Given problem
Reproduce each record exactly.

Stored records
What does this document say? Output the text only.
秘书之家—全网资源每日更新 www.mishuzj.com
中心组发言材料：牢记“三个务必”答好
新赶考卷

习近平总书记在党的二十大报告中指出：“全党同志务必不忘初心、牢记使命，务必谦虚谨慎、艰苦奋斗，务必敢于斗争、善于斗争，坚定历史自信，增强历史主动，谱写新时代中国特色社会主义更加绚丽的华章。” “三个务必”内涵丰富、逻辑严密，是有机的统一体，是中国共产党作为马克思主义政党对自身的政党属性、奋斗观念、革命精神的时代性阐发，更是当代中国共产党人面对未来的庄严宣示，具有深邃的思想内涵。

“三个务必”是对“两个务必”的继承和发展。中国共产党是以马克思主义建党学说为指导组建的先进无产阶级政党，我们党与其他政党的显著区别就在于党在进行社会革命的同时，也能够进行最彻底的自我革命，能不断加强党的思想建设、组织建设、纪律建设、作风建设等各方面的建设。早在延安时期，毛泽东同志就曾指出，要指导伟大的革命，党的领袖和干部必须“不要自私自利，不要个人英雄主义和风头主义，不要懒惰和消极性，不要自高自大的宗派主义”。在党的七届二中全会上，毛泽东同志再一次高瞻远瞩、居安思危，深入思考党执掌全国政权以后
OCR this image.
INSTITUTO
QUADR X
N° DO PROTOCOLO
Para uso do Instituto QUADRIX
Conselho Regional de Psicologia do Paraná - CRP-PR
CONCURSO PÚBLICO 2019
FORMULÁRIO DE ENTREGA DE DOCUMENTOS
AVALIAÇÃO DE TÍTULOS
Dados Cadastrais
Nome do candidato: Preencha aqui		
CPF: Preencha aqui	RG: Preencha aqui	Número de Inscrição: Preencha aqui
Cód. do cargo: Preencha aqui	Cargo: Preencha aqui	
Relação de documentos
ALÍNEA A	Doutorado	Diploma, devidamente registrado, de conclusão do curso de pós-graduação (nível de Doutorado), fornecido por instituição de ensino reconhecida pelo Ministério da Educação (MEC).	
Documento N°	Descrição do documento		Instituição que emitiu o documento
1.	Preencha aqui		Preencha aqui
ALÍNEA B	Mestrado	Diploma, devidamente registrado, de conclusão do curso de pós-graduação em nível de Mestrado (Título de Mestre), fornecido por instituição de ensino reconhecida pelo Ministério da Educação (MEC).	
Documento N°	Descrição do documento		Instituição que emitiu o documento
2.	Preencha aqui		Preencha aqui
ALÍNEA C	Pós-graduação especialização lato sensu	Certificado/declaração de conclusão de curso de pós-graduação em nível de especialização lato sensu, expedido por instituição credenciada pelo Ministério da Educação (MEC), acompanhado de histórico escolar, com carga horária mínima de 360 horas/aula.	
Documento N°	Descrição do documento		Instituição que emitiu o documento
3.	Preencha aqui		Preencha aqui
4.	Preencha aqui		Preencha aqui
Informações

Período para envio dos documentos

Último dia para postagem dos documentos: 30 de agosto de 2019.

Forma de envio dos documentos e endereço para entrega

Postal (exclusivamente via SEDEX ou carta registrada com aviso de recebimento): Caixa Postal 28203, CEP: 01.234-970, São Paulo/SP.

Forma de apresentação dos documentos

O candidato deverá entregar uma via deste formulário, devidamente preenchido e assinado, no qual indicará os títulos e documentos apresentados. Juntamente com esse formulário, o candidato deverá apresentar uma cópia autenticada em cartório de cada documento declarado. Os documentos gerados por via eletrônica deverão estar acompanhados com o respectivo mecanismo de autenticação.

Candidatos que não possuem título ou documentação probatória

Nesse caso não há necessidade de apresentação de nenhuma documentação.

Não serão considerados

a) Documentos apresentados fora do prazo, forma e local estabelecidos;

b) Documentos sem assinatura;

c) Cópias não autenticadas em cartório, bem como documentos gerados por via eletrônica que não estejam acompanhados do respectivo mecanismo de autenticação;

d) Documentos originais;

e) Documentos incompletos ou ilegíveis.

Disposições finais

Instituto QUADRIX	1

Right answer
What does this document say? Output the text only.
秘书之家—全网资源每日更新 www.mishuzj.com
中心组发言材料：牢记“三个务必”答好
新赶考卷

习近平总书记在党的二十大报告中指出：“全党同志务必不忘初心、牢记使命，务必谦虚谨慎、艰苦奋斗，务必敢于斗争、善于斗争，坚定历史自信，增强历史主动，谱写新时代中国特色社会主义更加绚丽的华章。” “三个务必”内涵丰富、逻辑严密，是有机的统一体，是中国共产党作为马克思主义政党对自身的政党属性、奋斗观念、革命精神的时代性阐发，更是当代中国共产党人面对未来的庄严宣示，具有深邃的思想内涵。

“三个务必”是对“两个务必”的继承和发展。中国共产党是以马克思主义建党学说为指导组建的先进无产阶级政党，我们党与其他政党的显著区别就在于党在进行社会革命的同时，也能够进行最彻底的自我革命，能不断加强党的思想建设、组织建设、纪律建设、作风建设等各方面的建设。早在延安时期，毛泽东同志就曾指出，要指导伟大的革命，党的领袖和干部必须“不要自私自利，不要个人英雄主义和风头主义，不要懒惰和消极性，不要自高自大的宗派主义”。在党的七届二中全会上，毛泽东同志再一次高瞻远瞩、居安思危，深入思考党执掌全国政权以后
OCR this image.
INSTITUTO
QUADR X
N° DO PROTOCOLO
Para uso do Instituto QUADRIX
Conselho Regional de Psicologia do Paraná - CRP-PR
CONCURSO PÚBLICO 2019
FORMULÁRIO DE ENTREGA DE DOCUMENTOS
AVALIAÇÃO DE TÍTULOS
Dados Cadastrais
Nome do candidato: Preencha aqui		
CPF: Preencha aqui	RG: Preencha aqui	Número de Inscrição: Preencha aqui
Cód. do cargo: Preencha aqui	Cargo: Preencha aqui	
Relação de documentos
ALÍNEA A	Doutorado	Diploma, devidamente registrado, de conclusão do curso de pós-graduação (nível de Doutorado), fornecido por instituição de ensino reconhecida pelo Ministério da Educação (MEC).	
Documento N°	Descrição do documento		Instituição que emitiu o documento
1.	Preencha aqui		Preencha aqui
ALÍNEA B	Mestrado	Diploma, devidamente registrado, de conclusão do curso de pós-graduação em nível de Mestrado (Título de Mestre), fornecido por instituição de ensino reconhecida pelo Ministério da Educação (MEC).	
Documento N°	Descrição do documento		Instituição que emitiu o documento
2.	Preencha aqui		Preencha aqui
ALÍNEA C	Pós-graduação especialização lato sensu	Certificado/declaração de conclusão de curso de pós-graduação em nível de especialização lato sensu, expedido por instituição credenciada pelo Ministério da Educação (MEC), acompanhado de histórico escolar, com carga horária mínima de 360 horas/aula.	
Documento N°	Descrição do documento		Instituição que emitiu o documento
3.	Preencha aqui		Preencha aqui
4.	Preencha aqui		Preencha aqui
Informações

Período para envio dos documentos

Último dia para postagem dos documentos: 30 de agosto de 2019.

Forma de envio dos documentos e endereço para entrega

Postal (exclusivamente via SEDEX ou carta registrada com aviso de recebimento): Caixa Postal 28203, CEP: 01.234-970, São Paulo/SP.

Forma de apresentação dos documentos

O candidato deverá entregar uma via deste formulário, devidamente preenchido e assinado, no qual indicará os títulos e documentos apresentados. Juntamente com esse formulário, o candidato deverá apresentar uma cópia autenticada em cartório de cada documento declarado. Os documentos gerados por via eletrônica deverão estar acompanhados com o respectivo mecanismo de autenticação.

Candidatos que não possuem título ou documentação probatória

Nesse caso não há necessidade de apresentação de nenhuma documentação.

Não serão considerados

a) Documentos apresentados fora do prazo, forma e local estabelecidos;

b) Documentos sem assinatura;

c) Cópias não autenticadas em cartório, bem como documentos gerados por via eletrônica que não estejam acompanhados do respectivo mecanismo de autenticação;

d) Documentos originais;

e) Documentos incompletos ou ilegíveis.

Disposições finais

Instituto QUADRIX	1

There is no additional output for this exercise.